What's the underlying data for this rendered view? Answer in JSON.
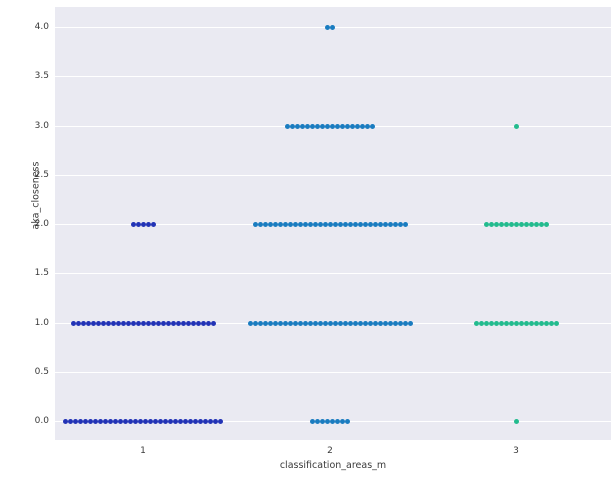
{
  "chart_data": {
    "type": "scatter",
    "subtype": "swarm",
    "title": "",
    "xlabel": "classification_areas_m",
    "ylabel": "aka_closeness",
    "x_ticks": [
      "1",
      "2",
      "3"
    ],
    "y_ticks": [
      "0.0",
      "0.5",
      "1.0",
      "1.5",
      "2.0",
      "2.5",
      "3.0",
      "3.5",
      "4.0"
    ],
    "ylim": [
      -0.2,
      4.2
    ],
    "grid": "horizontal-only",
    "legend": "none",
    "plot_bg": "#eaeaf2",
    "grid_color": "#ffffff",
    "series": [
      {
        "name": "1",
        "color": "#2233b6",
        "rows": [
          {
            "y": 0.0,
            "count": 32
          },
          {
            "y": 1.0,
            "count": 29
          },
          {
            "y": 2.0,
            "count": 5
          }
        ]
      },
      {
        "name": "2",
        "color": "#1a7cc0",
        "rows": [
          {
            "y": 0.0,
            "count": 8
          },
          {
            "y": 1.0,
            "count": 33
          },
          {
            "y": 2.0,
            "count": 31
          },
          {
            "y": 3.0,
            "count": 18
          },
          {
            "y": 4.0,
            "count": 2
          }
        ]
      },
      {
        "name": "3",
        "color": "#23bb8e",
        "rows": [
          {
            "y": 0.0,
            "count": 1
          },
          {
            "y": 1.0,
            "count": 17
          },
          {
            "y": 2.0,
            "count": 13
          },
          {
            "y": 3.0,
            "count": 1
          }
        ]
      }
    ]
  }
}
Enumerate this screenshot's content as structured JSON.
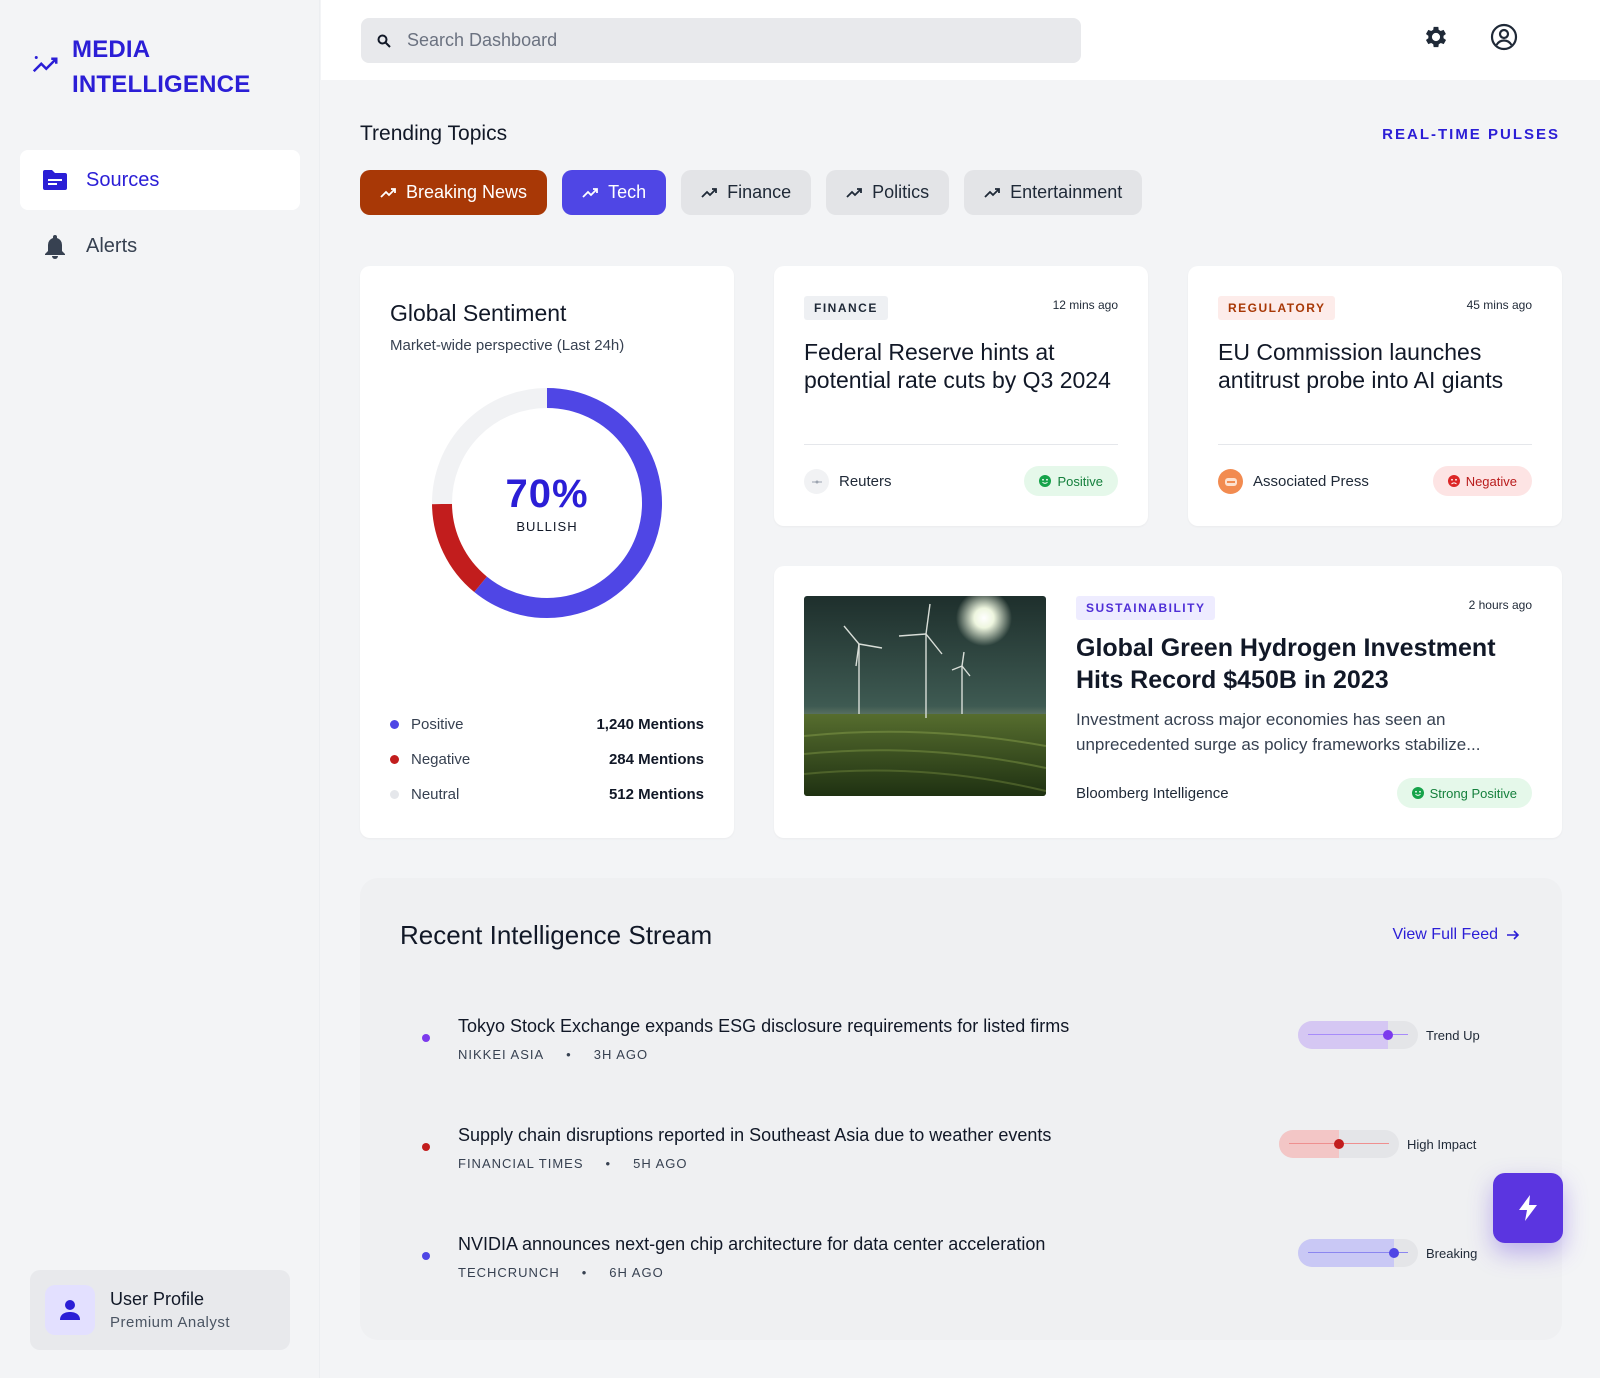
{
  "brand": {
    "line1": "MEDIA",
    "line2": "INTELLIGENCE",
    "icon": "trending-up-icon"
  },
  "sidebar": {
    "items": [
      {
        "label": "Sources",
        "icon": "folder-icon",
        "active": true
      },
      {
        "label": "Alerts",
        "icon": "bell-icon",
        "active": false
      }
    ],
    "profile": {
      "name": "User Profile",
      "role": "Premium Analyst",
      "icon": "person-icon"
    }
  },
  "header": {
    "search_placeholder": "Search Dashboard",
    "settings_icon": "gear-icon",
    "account_icon": "account-circle-icon"
  },
  "trending": {
    "title": "Trending Topics",
    "link": "REAL-TIME PULSES",
    "chips": [
      {
        "label": "Breaking News",
        "style": "breaking",
        "color": "#a83806"
      },
      {
        "label": "Tech",
        "style": "tech",
        "color": "#4f46e5"
      },
      {
        "label": "Finance",
        "style": "default"
      },
      {
        "label": "Politics",
        "style": "default"
      },
      {
        "label": "Entertainment",
        "style": "default"
      }
    ]
  },
  "sentiment": {
    "title": "Global Sentiment",
    "subtitle": "Market-wide perspective (Last 24h)",
    "value": "70%",
    "value_label": "BULLISH",
    "legend": [
      {
        "name": "Positive",
        "value": "1,240 Mentions",
        "count": 1240,
        "color": "#4f46e5"
      },
      {
        "name": "Negative",
        "value": "284 Mentions",
        "count": 284,
        "color": "#c21d1d"
      },
      {
        "name": "Neutral",
        "value": "512 Mentions",
        "count": 512,
        "color": "#e5e7eb"
      }
    ]
  },
  "news": [
    {
      "tag": "FINANCE",
      "time": "12 mins ago",
      "title": "Federal Reserve hints at potential rate cuts by Q3 2024",
      "source": "Reuters",
      "sentiment": "Positive"
    },
    {
      "tag": "REGULATORY",
      "time": "45 mins ago",
      "title": "EU Commission launches antitrust probe into AI giants",
      "source": "Associated Press",
      "sentiment": "Negative"
    }
  ],
  "feature": {
    "tag": "SUSTAINABILITY",
    "time": "2 hours ago",
    "title": "Global Green Hydrogen Investment Hits Record $450B in 2023",
    "description": "Investment across major economies has seen an unprecedented surge as policy frameworks stabilize...",
    "source": "Bloomberg Intelligence",
    "sentiment": "Strong Positive"
  },
  "stream": {
    "title": "Recent Intelligence Stream",
    "view_all": "View Full Feed",
    "items": [
      {
        "title": "Tokyo Stock Exchange expands ESG disclosure requirements for listed firms",
        "source": "NIKKEI ASIA",
        "dot": "•",
        "age": "3H AGO",
        "indicator": "Trend Up",
        "level": 0.75,
        "color": "#7c3aed"
      },
      {
        "title": "Supply chain disruptions reported in Southeast Asia due to weather events",
        "source": "FINANCIAL TIMES",
        "dot": "•",
        "age": "5H AGO",
        "indicator": "High Impact",
        "level": 0.5,
        "color": "#c21d1d"
      },
      {
        "title": "NVIDIA announces next-gen chip architecture for data center acceleration",
        "source": "TECHCRUNCH",
        "dot": "•",
        "age": "6H AGO",
        "indicator": "Breaking",
        "level": 0.8,
        "color": "#4f46e5"
      }
    ]
  },
  "fab_icon": "bolt-icon"
}
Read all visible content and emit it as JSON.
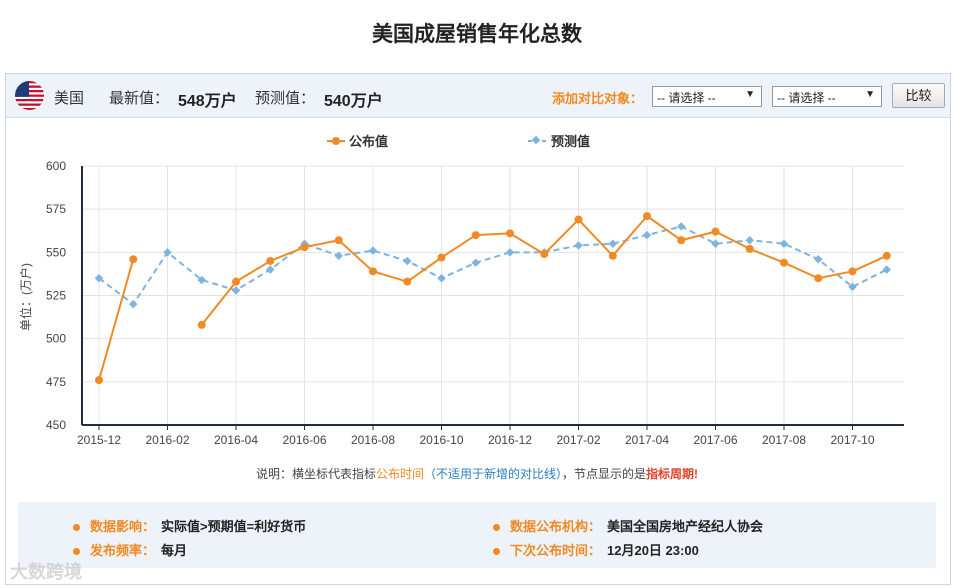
{
  "page": {
    "title": "美国成屋销售年化总数"
  },
  "info_bar": {
    "country": "美国",
    "latest_label": "最新值：",
    "latest_value": "548万户",
    "forecast_label": "预测值：",
    "forecast_value": "540万户",
    "compare_label": "添加对比对象：",
    "select1": "-- 请选择 --",
    "select2": "-- 请选择 --",
    "compare_button": "比较"
  },
  "colors": {
    "actual": "#f08a24",
    "forecast": "#7fb3e0",
    "axis": "#1f2d3d",
    "grid": "#e3e3e3"
  },
  "icons": {
    "flag": "us-flag-icon",
    "dropdown": "chevron-down-icon"
  },
  "chart_data": {
    "type": "line",
    "ylabel": "单位：(万户)",
    "ylim": [
      450,
      600
    ],
    "yticks": [
      450,
      475,
      500,
      525,
      550,
      575,
      600
    ],
    "x": [
      "2015-12",
      "2016-01",
      "2016-02",
      "2016-03",
      "2016-04",
      "2016-05",
      "2016-06",
      "2016-07",
      "2016-08",
      "2016-09",
      "2016-10",
      "2016-11",
      "2016-12",
      "2017-01",
      "2017-02",
      "2017-03",
      "2017-04",
      "2017-05",
      "2017-06",
      "2017-07",
      "2017-08",
      "2017-09",
      "2017-10",
      "2017-11"
    ],
    "xtick_labels": [
      "2015-12",
      "2016-02",
      "2016-04",
      "2016-06",
      "2016-08",
      "2016-10",
      "2016-12",
      "2017-02",
      "2017-04",
      "2017-06",
      "2017-08",
      "2017-10"
    ],
    "series": [
      {
        "name": "公布值",
        "style": "solid",
        "values": [
          476,
          546,
          null,
          508,
          533,
          545,
          553,
          557,
          539,
          533,
          547,
          560,
          561,
          549,
          569,
          548,
          571,
          557,
          562,
          552,
          544,
          535,
          539,
          548
        ]
      },
      {
        "name": "预测值",
        "style": "dashed",
        "values": [
          535,
          520,
          550,
          534,
          528,
          540,
          555,
          548,
          551,
          545,
          535,
          544,
          550,
          550,
          554,
          555,
          560,
          565,
          555,
          557,
          555,
          546,
          530,
          540
        ]
      }
    ]
  },
  "note": {
    "prefix": "说明：横坐标代表指标",
    "publish_time": "公布时间",
    "paren": "（不适用于新增的对比线）",
    "middle": "，节点显示的是",
    "period": "指标周期!"
  },
  "meta": {
    "impact_label": "数据影响：",
    "impact_value": "实际值>预期值=利好货币",
    "agency_label": "数据公布机构：",
    "agency_value": "美国全国房地产经纪人协会",
    "freq_label": "发布频率：",
    "freq_value": "每月",
    "next_label": "下次公布时间：",
    "next_value": "12月20日 23:00"
  },
  "watermark": "大数跨境"
}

◇ ◇ ◇ ◇ ◇

**Prompt**
Pull every line containing the word "Positive" out of the entries above.

**Reply to the task**
        "name": "Positive",
      "sentiment": "Positive"
    "sentiment": "Strong Positive"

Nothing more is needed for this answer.